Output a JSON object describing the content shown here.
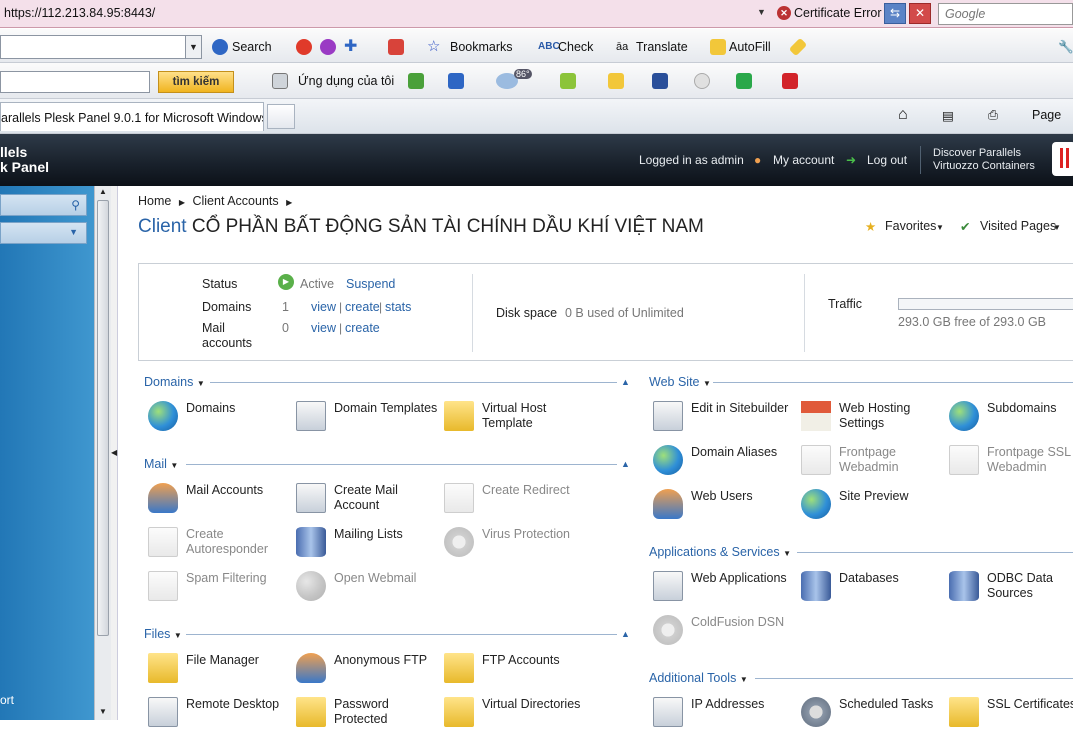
{
  "browser": {
    "url": "https://112.213.84.95:8443/",
    "cert_error": "Certificate Error",
    "search_placeholder": "Google",
    "toolbar1": {
      "search": "Search",
      "bookmarks": "Bookmarks",
      "check": "Check",
      "translate": "Translate",
      "autofill": "AutoFill"
    },
    "toolbar2": {
      "btn": "tìm kiếm",
      "apps": "Ứng dụng của tôi",
      "weather": "86°"
    },
    "tab_title": "arallels Plesk Panel 9.0.1 for Microsoft Windows",
    "page_menu": "Page"
  },
  "header": {
    "brand_line1": "llels",
    "brand_line2": "k Panel",
    "logged_in": "Logged in as admin",
    "my_account": "My account",
    "log_out": "Log out",
    "discover_l1": "Discover Parallels",
    "discover_l2": "Virtuozzo Containers"
  },
  "leftnav": {
    "bottom_text": "ort"
  },
  "main": {
    "breadcrumb": [
      "Home",
      "Client Accounts"
    ],
    "title_prefix": "Client",
    "title": "CỔ PHẦN BẤT ĐỘNG SẢN TÀI CHÍNH DẦU KHÍ VIỆT NAM",
    "favorites": "Favorites",
    "visited": "Visited Pages",
    "info": {
      "status_label": "Status",
      "status_value": "Active",
      "suspend": "Suspend",
      "domains_label": "Domains",
      "domains_count": "1",
      "view": "view",
      "create": "create",
      "stats": "stats",
      "mail_label1": "Mail",
      "mail_label2": "accounts",
      "mail_count": "0",
      "disk_label": "Disk space",
      "disk_value": "0 B used of Unlimited",
      "traffic_label": "Traffic",
      "traffic_value": "293.0 GB free of 293.0 GB",
      "traffic_used_fraction": 0
    },
    "sections": {
      "domains": {
        "title": "Domains",
        "items": [
          {
            "l1": "Domains",
            "l2": ""
          },
          {
            "l1": "Domain Templates",
            "l2": ""
          },
          {
            "l1": "Virtual Host",
            "l2": "Template"
          }
        ]
      },
      "mail": {
        "title": "Mail",
        "items": [
          {
            "l1": "Mail Accounts",
            "l2": ""
          },
          {
            "l1": "Create Mail",
            "l2": "Account"
          },
          {
            "l1": "Create Redirect",
            "l2": ""
          },
          {
            "l1": "Create",
            "l2": "Autoresponder"
          },
          {
            "l1": "Mailing Lists",
            "l2": ""
          },
          {
            "l1": "Virus Protection",
            "l2": ""
          },
          {
            "l1": "Spam Filtering",
            "l2": ""
          },
          {
            "l1": "Open Webmail",
            "l2": ""
          }
        ]
      },
      "files": {
        "title": "Files",
        "items": [
          {
            "l1": "File Manager",
            "l2": ""
          },
          {
            "l1": "Anonymous FTP",
            "l2": ""
          },
          {
            "l1": "FTP Accounts",
            "l2": ""
          },
          {
            "l1": "Remote Desktop",
            "l2": ""
          },
          {
            "l1": "Password",
            "l2": "Protected"
          },
          {
            "l1": "Virtual Directories",
            "l2": ""
          }
        ]
      },
      "website": {
        "title": "Web Site",
        "items": [
          {
            "l1": "Edit in Sitebuilder",
            "l2": ""
          },
          {
            "l1": "Web Hosting",
            "l2": "Settings"
          },
          {
            "l1": "Subdomains",
            "l2": ""
          },
          {
            "l1": "Domain Aliases",
            "l2": ""
          },
          {
            "l1": "Frontpage",
            "l2": "Webadmin"
          },
          {
            "l1": "Frontpage SSL",
            "l2": "Webadmin"
          },
          {
            "l1": "Web Users",
            "l2": ""
          },
          {
            "l1": "Site Preview",
            "l2": ""
          }
        ]
      },
      "apps": {
        "title": "Applications & Services",
        "items": [
          {
            "l1": "Web Applications",
            "l2": ""
          },
          {
            "l1": "Databases",
            "l2": ""
          },
          {
            "l1": "ODBC Data",
            "l2": "Sources"
          },
          {
            "l1": "ColdFusion DSN",
            "l2": ""
          }
        ]
      },
      "tools": {
        "title": "Additional Tools",
        "items": [
          {
            "l1": "IP Addresses",
            "l2": ""
          },
          {
            "l1": "Scheduled Tasks",
            "l2": ""
          },
          {
            "l1": "SSL Certificates",
            "l2": ""
          }
        ]
      }
    }
  }
}
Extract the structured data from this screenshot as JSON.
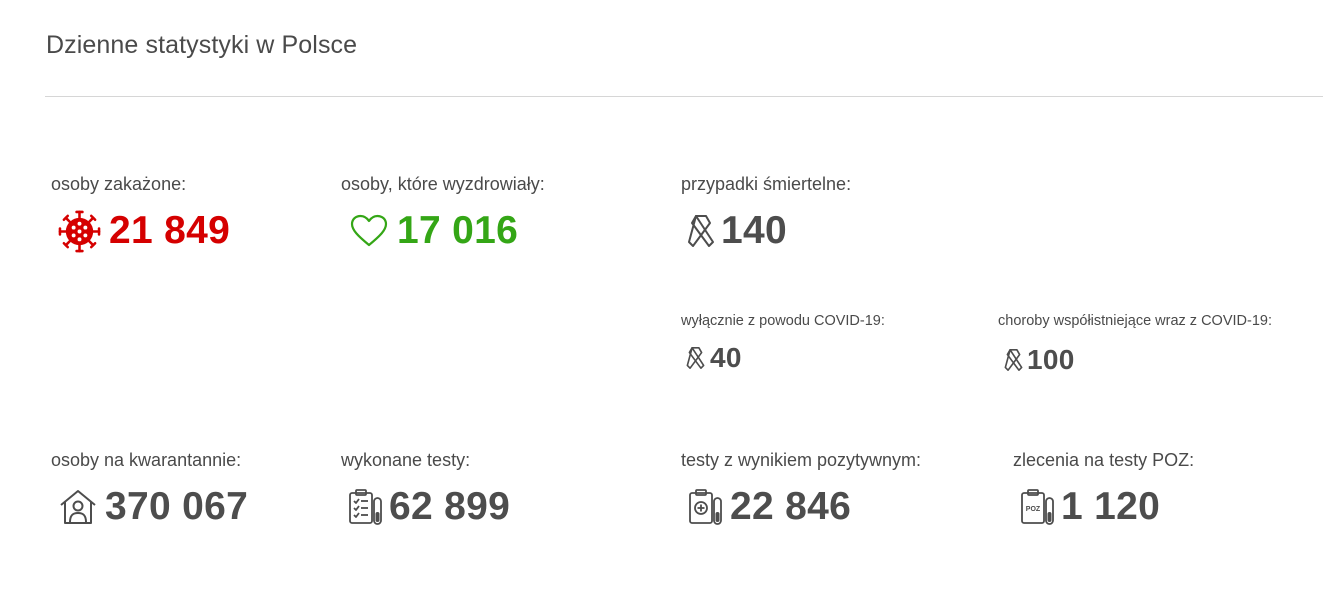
{
  "page": {
    "title": "Dzienne statystyki w Polsce"
  },
  "colors": {
    "infected": "#d50000",
    "recovered": "#34a616",
    "neutral": "#4d4d4d",
    "divider": "#d6d6d6"
  },
  "stats": {
    "infected": {
      "label": "osoby zakażone:",
      "value": "21 849",
      "icon": "virus-icon"
    },
    "recovered": {
      "label": "osoby, które wyzdrowiały:",
      "value": "17 016",
      "icon": "heart-icon"
    },
    "deaths": {
      "label": "przypadki śmiertelne:",
      "value": "140",
      "icon": "ribbon-icon"
    },
    "deaths_covid_only": {
      "label": "wyłącznie z powodu COVID-19:",
      "value": "40",
      "icon": "ribbon-icon"
    },
    "deaths_comorbid": {
      "label": "choroby współistniejące wraz z COVID-19:",
      "value": "100",
      "icon": "ribbon-icon"
    },
    "quarantine": {
      "label": "osoby na kwarantannie:",
      "value": "370 067",
      "icon": "house-person-icon"
    },
    "tests_done": {
      "label": "wykonane testy:",
      "value": "62 899",
      "icon": "clipboard-test-tube-icon"
    },
    "positive_tests": {
      "label": "testy z wynikiem pozytywnym:",
      "value": "22 846",
      "icon": "clipboard-plus-icon"
    },
    "poz_orders": {
      "label": "zlecenia na testy POZ:",
      "value": "1 120",
      "icon": "clipboard-poz-icon",
      "icon_text": "POZ"
    }
  }
}
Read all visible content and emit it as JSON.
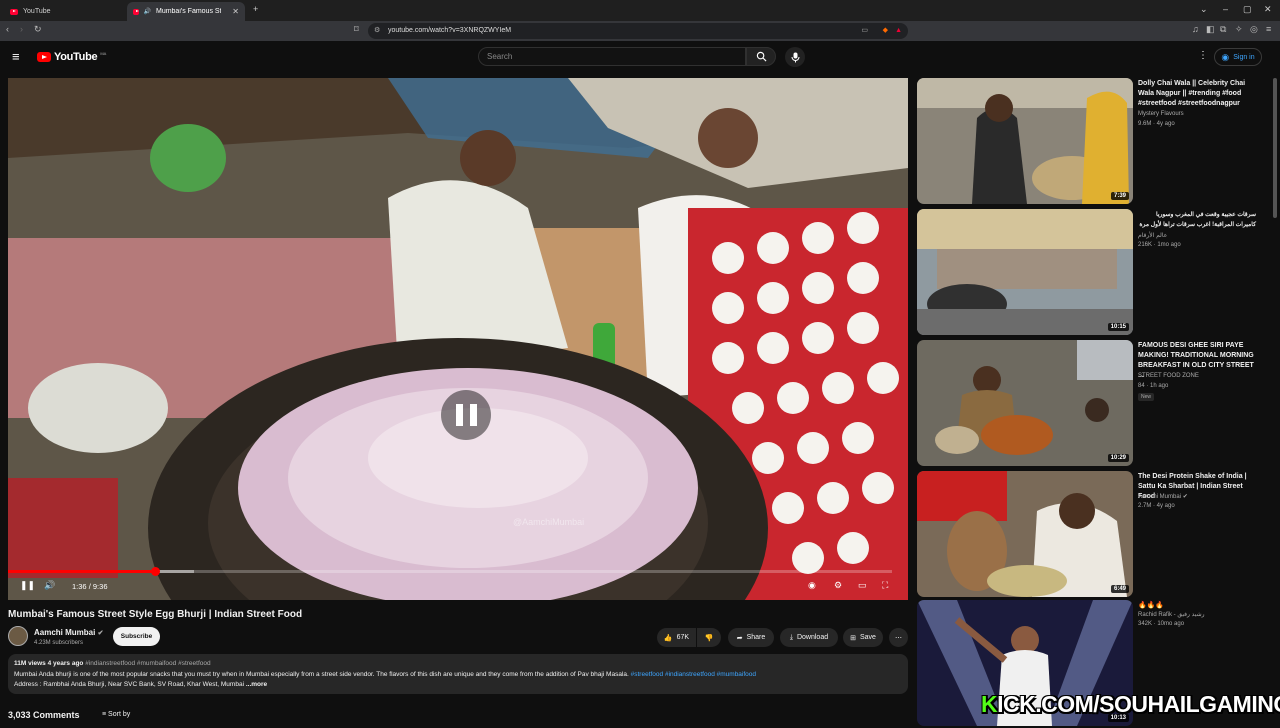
{
  "browser": {
    "tabs": [
      {
        "label": "YouTube"
      },
      {
        "label": "Mumbai's Famous Street Style"
      }
    ],
    "url": "youtube.com/watch?v=3XNRQZWYIeM"
  },
  "header": {
    "logo_text": "YouTube",
    "logo_country": "MA",
    "search_placeholder": "Search",
    "signin_label": "Sign in"
  },
  "player": {
    "time_current": "1:36",
    "time_separator": "/",
    "time_total": "9:36",
    "progress_played": 0.1667,
    "progress_buffered": 0.21,
    "video_watermark": "@AamchiMumbai",
    "state": "paused"
  },
  "video": {
    "title": "Mumbai's Famous Street Style Egg Bhurji | Indian Street Food",
    "channel": "Aamchi Mumbai",
    "subscribers": "4.23M subscribers",
    "subscribe_label": "Subscribe",
    "likes": "67K",
    "share_label": "Share",
    "download_label": "Download",
    "save_label": "Save",
    "views": "11M views",
    "age": "4 years ago",
    "hashtags": "#indianstreetfood #mumbaifood #streetfood",
    "description_line1": "Mumbai Anda bhurji is one of the most popular snacks that you must try when in Mumbai especially from a street side vendor. The flavors of this dish are unique and they come from the addition of Pav bhaji Masala.",
    "description_tags": "#streetfood #indianstreetfood #mumbaifood",
    "description_line2": "Address : Rambhai Anda Bhurji, Near SVC Bank, SV Road, Khar West, Mumbai ",
    "more_label": "...more",
    "comments_count": "3,033 Comments",
    "sort_label": "Sort by"
  },
  "recommendations": [
    {
      "title": "Dolly Chai Wala || Celebrity Chai Wala Nagpur || #trending #food #streetfood #streetfoodnagpur",
      "channel": "Mystery Flavours",
      "meta": "9.6M · 4y ago",
      "duration": "7:39"
    },
    {
      "title": "سرقات عجيبة وقعت في المغرب وسوريا كاميرات المراقبة! اغرب سرقات تراها لأول مرة",
      "channel": "عالم الأرقام",
      "meta": "216K · 1mo ago",
      "duration": "10:15"
    },
    {
      "title": "FAMOUS DESI GHEE SIRI PAYE MAKING! TRADITIONAL MORNING BREAKFAST IN OLD CITY STREET ...",
      "channel": "STREET FOOD ZONE",
      "meta": "84 · 1h ago",
      "badge": "New",
      "duration": "10:29"
    },
    {
      "title": "The Desi Protein Shake of India | Sattu Ka Sharbat | Indian Street Food",
      "channel": "Aamchi Mumbai",
      "meta": "2.7M · 4y ago",
      "duration": "6:49"
    },
    {
      "title": "🔥🔥🔥",
      "channel": "Rachid Rafik - رشيد رفيق",
      "meta": "342K · 10mo ago",
      "duration": "10:13"
    }
  ],
  "overlay_text": {
    "prefix": "K",
    "rest": "ICK.COM/SOUHAILGAMING"
  }
}
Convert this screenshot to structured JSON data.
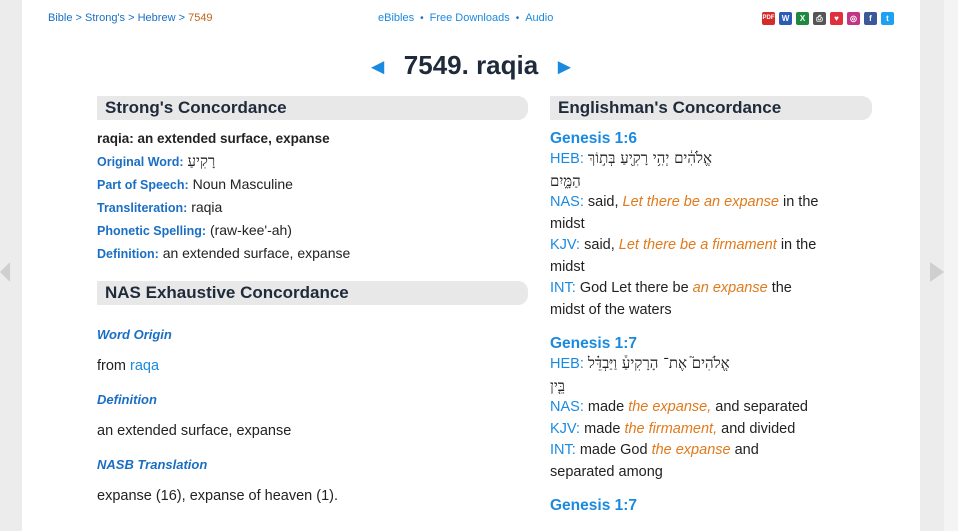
{
  "breadcrumb": {
    "bible": "Bible",
    "strongs": "Strong's",
    "hebrew": "Hebrew",
    "current": "7549",
    "sep": ">"
  },
  "toplinks": {
    "ebibles": "eBibles",
    "downloads": "Free Downloads",
    "audio": "Audio",
    "dot": "•"
  },
  "social": [
    {
      "name": "pdf-icon",
      "text": "PDF",
      "color": "#d62b2b"
    },
    {
      "name": "word-icon",
      "text": "W",
      "color": "#2b5bb5"
    },
    {
      "name": "excel-icon",
      "text": "X",
      "color": "#1f8a3f"
    },
    {
      "name": "printer-icon",
      "text": "⎙",
      "color": "#555555"
    },
    {
      "name": "heart-icon",
      "text": "♥",
      "color": "#e0303c"
    },
    {
      "name": "instagram-icon",
      "text": "◎",
      "color": "#c13584"
    },
    {
      "name": "facebook-icon",
      "text": "f",
      "color": "#3b5998"
    },
    {
      "name": "twitter-icon",
      "text": "t",
      "color": "#1da1f2"
    }
  ],
  "title": {
    "prev": "◄",
    "text": "7549. raqia",
    "next": "►"
  },
  "strongs": {
    "heading": "Strong's Concordance",
    "summary": "raqia: an extended surface, expanse",
    "original_word_label": "Original Word:",
    "original_word": "רָקִיעַ",
    "pos_label": "Part of Speech:",
    "pos": "Noun Masculine",
    "translit_label": "Transliteration:",
    "translit": "raqia",
    "phonetic_label": "Phonetic Spelling:",
    "phonetic": "(raw-kee'-ah)",
    "definition_label": "Definition:",
    "definition": "an extended surface, expanse"
  },
  "nas": {
    "heading": "NAS Exhaustive Concordance",
    "word_origin_label": "Word Origin",
    "from": "from",
    "from_link": "raqa",
    "definition_label": "Definition",
    "definition": "an extended surface, expanse",
    "nasb_label": "NASB Translation",
    "nasb": "expanse (16), expanse of heaven (1)."
  },
  "englishman": {
    "heading": "Englishman's Concordance",
    "verses": [
      {
        "ref": "Genesis 1:6",
        "heb_label": "HEB:",
        "heb_1": "אֱלֹהִ֔ים יְהִ֥י רָקִ֖יעַ בְּת֣וֹךְ",
        "heb_2": "הַמָּ֑יִם",
        "nas_label": "NAS:",
        "nas_pre": "said,",
        "nas_hi": "Let there be an expanse",
        "nas_post": "in the",
        "nas_line2": "midst",
        "kjv_label": "KJV:",
        "kjv_pre": "said,",
        "kjv_hi": "Let there be a firmament",
        "kjv_post": "in the",
        "kjv_line2": "midst",
        "int_label": "INT:",
        "int_pre": "God Let there be",
        "int_hi": "an expanse",
        "int_post": "the",
        "int_line2": "midst of the waters"
      },
      {
        "ref": "Genesis 1:7",
        "heb_label": "HEB:",
        "heb_1": "אֱלֹהִים֮ אֶת־ הָרָקִיעַ֒ וַיַּבְדֵּ֗ל",
        "heb_2": "בֵּ֤ין",
        "nas_label": "NAS:",
        "nas_pre": "made",
        "nas_hi": "the expanse,",
        "nas_post": "and separated",
        "kjv_label": "KJV:",
        "kjv_pre": "made",
        "kjv_hi": "the firmament,",
        "kjv_post": "and divided",
        "int_label": "INT:",
        "int_pre": "made God",
        "int_hi": "the expanse",
        "int_post": "and",
        "int_line2": "separated among"
      },
      {
        "ref": "Genesis 1:7"
      }
    ]
  }
}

==================================================

» **TASK GOAL**
Bring together each line above where the string "Concordance" turns up.

» **THE COMPLETED TASK**
    "heading": "Strong's Concordance",
    "heading": "NAS Exhaustive Concordance",
    "heading": "Englishman's Concordance",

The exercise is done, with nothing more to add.